** Supplied material follows **
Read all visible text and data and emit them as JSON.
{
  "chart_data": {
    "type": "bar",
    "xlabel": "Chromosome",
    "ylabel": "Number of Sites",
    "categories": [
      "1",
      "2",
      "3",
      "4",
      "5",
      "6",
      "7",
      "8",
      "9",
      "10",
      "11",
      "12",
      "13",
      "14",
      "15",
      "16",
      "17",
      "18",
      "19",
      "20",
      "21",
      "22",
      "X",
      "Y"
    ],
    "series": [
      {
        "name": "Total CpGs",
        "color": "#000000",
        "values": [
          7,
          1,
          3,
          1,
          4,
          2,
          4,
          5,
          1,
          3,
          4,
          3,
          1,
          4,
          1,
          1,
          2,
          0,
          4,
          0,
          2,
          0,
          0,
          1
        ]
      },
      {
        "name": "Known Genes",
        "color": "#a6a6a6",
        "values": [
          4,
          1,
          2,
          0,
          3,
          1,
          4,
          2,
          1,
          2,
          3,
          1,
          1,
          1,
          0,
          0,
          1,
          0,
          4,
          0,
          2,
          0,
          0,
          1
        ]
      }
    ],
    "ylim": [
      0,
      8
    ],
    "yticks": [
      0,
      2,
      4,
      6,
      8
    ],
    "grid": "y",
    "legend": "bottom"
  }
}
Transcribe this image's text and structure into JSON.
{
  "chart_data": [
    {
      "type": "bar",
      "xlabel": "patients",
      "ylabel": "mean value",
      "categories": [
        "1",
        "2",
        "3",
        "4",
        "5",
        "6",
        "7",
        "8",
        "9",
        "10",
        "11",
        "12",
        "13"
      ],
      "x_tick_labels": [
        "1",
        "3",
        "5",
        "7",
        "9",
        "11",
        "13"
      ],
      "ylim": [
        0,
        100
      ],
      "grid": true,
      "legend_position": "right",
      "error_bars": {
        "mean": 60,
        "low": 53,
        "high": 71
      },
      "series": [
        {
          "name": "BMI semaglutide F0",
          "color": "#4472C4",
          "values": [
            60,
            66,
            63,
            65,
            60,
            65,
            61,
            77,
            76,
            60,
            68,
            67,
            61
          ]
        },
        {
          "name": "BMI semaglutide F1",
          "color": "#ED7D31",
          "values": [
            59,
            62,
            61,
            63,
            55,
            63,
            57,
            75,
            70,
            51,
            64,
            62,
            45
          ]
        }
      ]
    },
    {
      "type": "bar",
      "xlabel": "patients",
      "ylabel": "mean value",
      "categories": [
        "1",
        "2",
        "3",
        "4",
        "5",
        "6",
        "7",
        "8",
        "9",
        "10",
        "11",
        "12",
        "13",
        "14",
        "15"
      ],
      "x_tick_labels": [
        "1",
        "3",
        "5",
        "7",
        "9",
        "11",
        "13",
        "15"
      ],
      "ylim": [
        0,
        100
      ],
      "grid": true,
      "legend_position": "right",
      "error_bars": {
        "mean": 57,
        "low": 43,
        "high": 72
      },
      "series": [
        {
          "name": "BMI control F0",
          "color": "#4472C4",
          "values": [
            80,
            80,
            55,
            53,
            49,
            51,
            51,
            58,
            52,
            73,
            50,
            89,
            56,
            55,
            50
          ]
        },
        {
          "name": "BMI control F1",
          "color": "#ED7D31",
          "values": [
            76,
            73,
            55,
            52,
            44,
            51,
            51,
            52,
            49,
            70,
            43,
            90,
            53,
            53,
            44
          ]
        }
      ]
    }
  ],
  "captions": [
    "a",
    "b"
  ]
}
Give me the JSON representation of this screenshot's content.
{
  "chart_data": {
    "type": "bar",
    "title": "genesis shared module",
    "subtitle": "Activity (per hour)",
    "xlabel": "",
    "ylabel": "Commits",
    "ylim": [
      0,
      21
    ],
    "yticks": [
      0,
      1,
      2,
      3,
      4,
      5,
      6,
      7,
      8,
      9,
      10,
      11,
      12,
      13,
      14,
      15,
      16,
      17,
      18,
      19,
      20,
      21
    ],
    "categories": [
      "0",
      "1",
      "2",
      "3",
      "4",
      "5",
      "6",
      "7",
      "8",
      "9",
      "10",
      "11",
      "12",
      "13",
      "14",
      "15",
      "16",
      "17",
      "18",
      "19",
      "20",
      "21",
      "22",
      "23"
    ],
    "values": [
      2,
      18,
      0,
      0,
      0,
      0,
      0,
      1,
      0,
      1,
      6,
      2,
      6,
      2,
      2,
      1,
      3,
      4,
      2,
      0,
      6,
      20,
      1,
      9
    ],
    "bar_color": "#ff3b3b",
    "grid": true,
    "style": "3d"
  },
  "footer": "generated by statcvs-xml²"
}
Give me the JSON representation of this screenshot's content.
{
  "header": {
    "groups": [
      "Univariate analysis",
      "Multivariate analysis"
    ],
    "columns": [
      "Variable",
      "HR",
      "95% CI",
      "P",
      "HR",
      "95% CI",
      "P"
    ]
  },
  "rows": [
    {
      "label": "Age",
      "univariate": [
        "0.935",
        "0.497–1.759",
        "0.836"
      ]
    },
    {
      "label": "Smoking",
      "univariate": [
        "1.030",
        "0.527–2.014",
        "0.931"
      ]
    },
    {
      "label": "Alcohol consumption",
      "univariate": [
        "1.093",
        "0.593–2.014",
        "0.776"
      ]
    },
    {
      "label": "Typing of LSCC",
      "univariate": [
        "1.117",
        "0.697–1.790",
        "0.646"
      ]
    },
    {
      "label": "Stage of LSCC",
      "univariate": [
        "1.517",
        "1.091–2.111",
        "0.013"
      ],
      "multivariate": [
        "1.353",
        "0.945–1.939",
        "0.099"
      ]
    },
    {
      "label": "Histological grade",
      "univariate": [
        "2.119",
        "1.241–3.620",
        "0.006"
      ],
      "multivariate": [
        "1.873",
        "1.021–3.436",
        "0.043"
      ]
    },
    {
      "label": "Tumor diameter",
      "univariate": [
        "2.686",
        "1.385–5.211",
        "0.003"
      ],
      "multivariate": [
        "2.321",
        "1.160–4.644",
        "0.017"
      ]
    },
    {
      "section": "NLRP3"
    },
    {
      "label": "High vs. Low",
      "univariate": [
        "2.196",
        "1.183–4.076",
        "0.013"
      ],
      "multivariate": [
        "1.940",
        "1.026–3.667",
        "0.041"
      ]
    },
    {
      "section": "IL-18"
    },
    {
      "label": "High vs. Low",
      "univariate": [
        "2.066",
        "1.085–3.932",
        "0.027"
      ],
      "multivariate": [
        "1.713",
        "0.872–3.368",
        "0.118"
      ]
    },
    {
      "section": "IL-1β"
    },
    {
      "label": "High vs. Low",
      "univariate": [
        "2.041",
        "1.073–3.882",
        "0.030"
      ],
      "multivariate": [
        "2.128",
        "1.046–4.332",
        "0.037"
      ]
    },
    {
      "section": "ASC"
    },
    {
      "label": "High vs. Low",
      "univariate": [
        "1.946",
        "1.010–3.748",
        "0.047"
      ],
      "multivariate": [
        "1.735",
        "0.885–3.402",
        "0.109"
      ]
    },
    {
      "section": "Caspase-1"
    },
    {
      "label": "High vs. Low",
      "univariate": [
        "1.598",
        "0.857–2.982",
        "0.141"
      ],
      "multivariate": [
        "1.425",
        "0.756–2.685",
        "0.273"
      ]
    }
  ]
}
** End of Supplied material **
## Assignment
Go through the material and select each line with the string "control" in it.

## Solution to this task
          "name": "BMI control F0",
          "name": "BMI control F1",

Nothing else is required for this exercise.